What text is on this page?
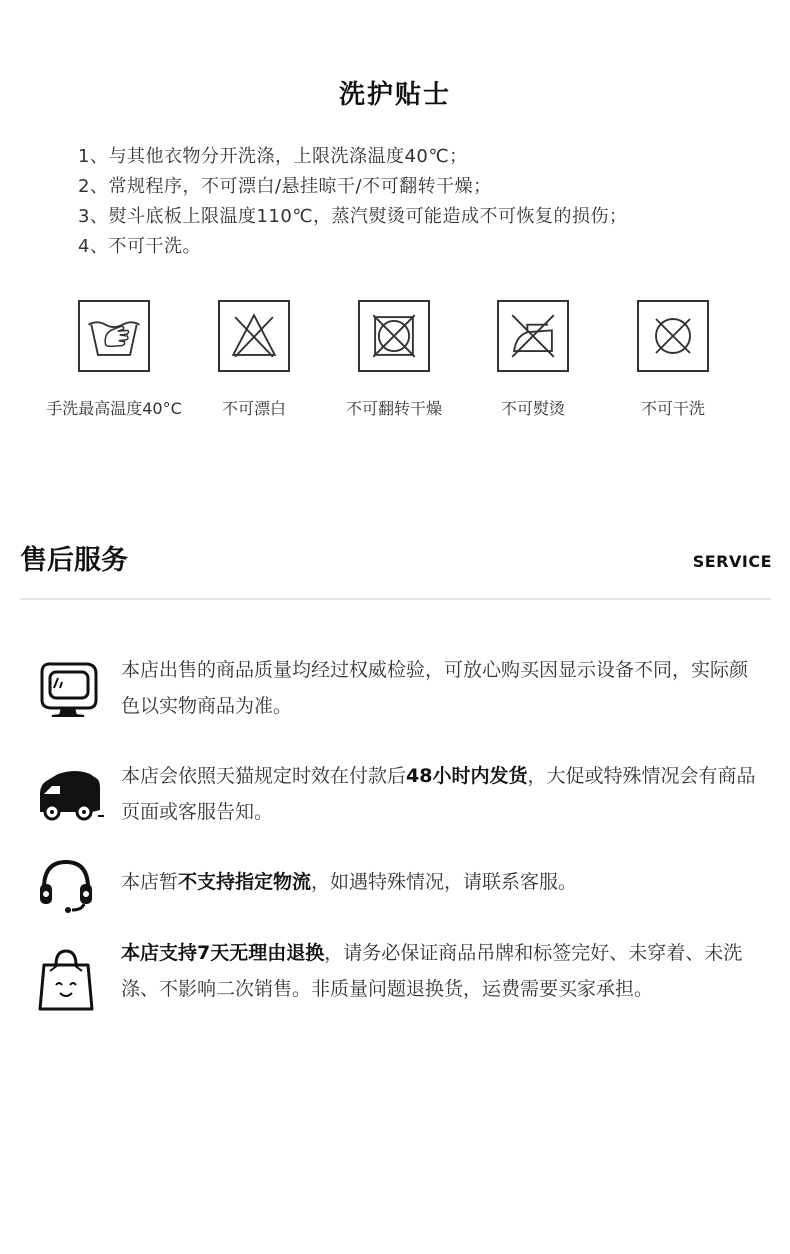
洗护贴士
1、与其他衣物分开洗涤，上限洗涤温度40℃；
2、常规程序，不可漂白/悬挂晾干/不可翻转干燥；
3、熨斗底板上限温度110℃，蒸汽熨烫可能造成不可恢复的损伤；
4、不可干洗。
手洗最高温度40°C	不可漂白	不可翻转干燥	不可熨烫	不可干洗
售后服务	SERVICE
本店出售的商品质量均经过权威检验，可放心购买因显示设备不同，实际颜色以实物商品为准。
本店会依照天猫规定时效在付款后48小时内发货，大促或特殊情况会有商品页面或客服告知。
本店暂不支持指定物流，如遇特殊情况，请联系客服。
本店支持7天无理由退换，请务必保证商品吊牌和标签完好、未穿着、未洗涤、不影响二次销售。非质量问题退换货，运费需要买家承担。
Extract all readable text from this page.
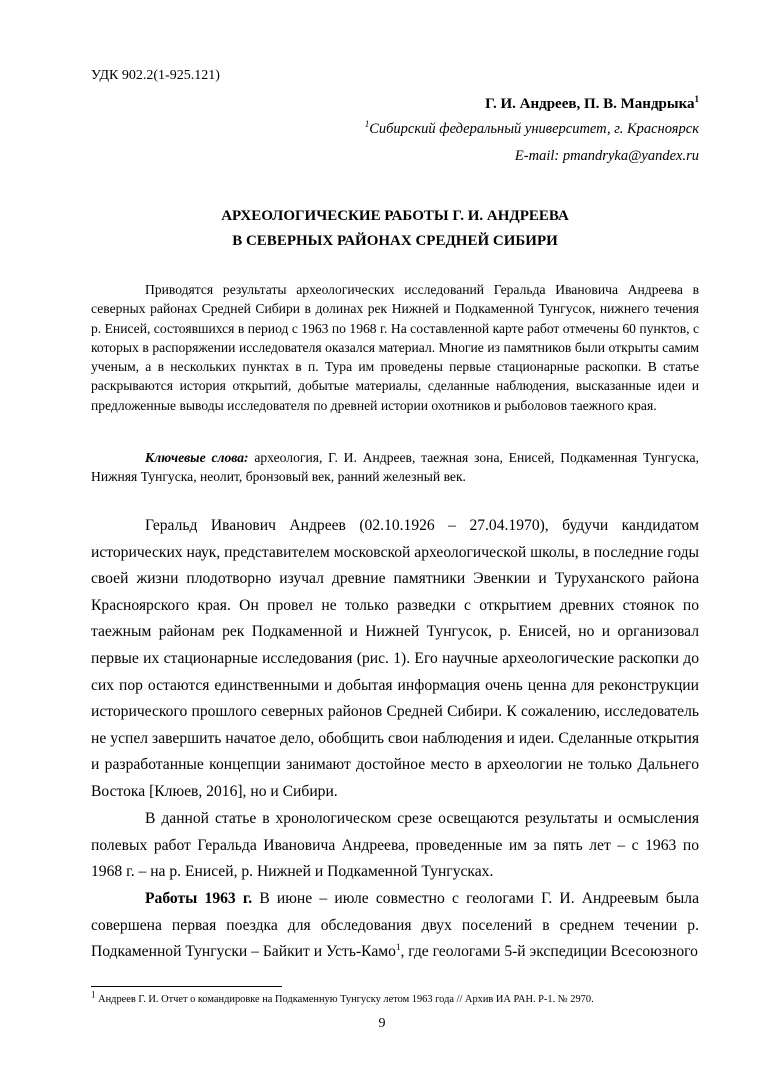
УДК 902.2(1-925.121)
Г. И. Андреев, П. В. Мандрыка$^1$
$^1$Сибирский федеральный университет, г. Красноярск
E-mail: pmandryka@yandex.ru
АРХЕОЛОГИЧЕСКИЕ РАБОТЫ Г. И. АНДРЕЕВА
В СЕВЕРНЫХ РАЙОНАХ СРЕДНЕЙ СИБИРИ

Приводятся результаты археологических исследований Геральда Ивановича Андреева в северных районах Средней Сибири в долинах рек Нижней и Подкаменной Тунгусок, нижнего течения р. Енисей, состоявшихся в период с 1963 по 1968 г. На составленной карте работ отмечены 60 пунктов, с которых в распоряжении исследователя оказался материал. Многие из памятников были открыты самим ученым, а в нескольких пунктах в п. Тура им проведены первые стационарные раскопки. В статье раскрываются история открытий, добытые материалы, сделанные наблюдения, высказанные идеи и предложенные выводы исследователя по древней истории охотников и рыболовов таежного края.

Ключевые слова: археология, Г. И. Андреев, таежная зона, Енисей, Подкаменная Тунгуска, Нижняя Тунгуска, неолит, бронзовый век, ранний железный век.

Геральд Иванович Андреев (02.10.1926 – 27.04.1970), будучи кандидатом исторических наук, представителем московской археологической школы, в последние годы своей жизни плодотворно изучал древние памятники Эвенкии и Туруханского района Красноярского края. Он провел не только разведки с открытием древних стоянок по таежным районам рек Подкаменной и Нижней Тунгусок, р. Енисей, но и организовал первые их стационарные исследования (рис. 1). Его научные археологические раскопки до сих пор остаются единственными и добытая информация очень ценна для реконструкции исторического прошлого северных районов Средней Сибири. К сожалению, исследователь не успел завершить начатое дело, обобщить свои наблюдения и идеи. Сделанные открытия и разработанные концепции занимают достойное место в археологии не только Дальнего Востока [Клюев, 2016], но и Сибири.

В данной статье в хронологическом срезе освещаются результаты и осмысления полевых работ Геральда Ивановича Андреева, проведенные им за пять лет – с 1963 по 1968 г. – на р. Енисей, р. Нижней и Подкаменной Тунгусках.

Работы 1963 г. В июне – июле совместно с геологами Г. И. Андреевым была совершена первая поездка для обследования двух поселений в среднем течении р. Подкаменной Тунгуски – Байкит и Усть-Камо$^1$, где геологами 5-й экспедиции Всесоюзного

$^1$ Андреев Г. И. Отчет о командировке на Подкаменную Тунгуску летом 1963 года // Архив ИА РАН. Р-1. № 2970.
9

::::::::::

• _Requirements_
Tally the lines that hold the string "不可干洗" and state the total, nothing more.

• _Answer below_
2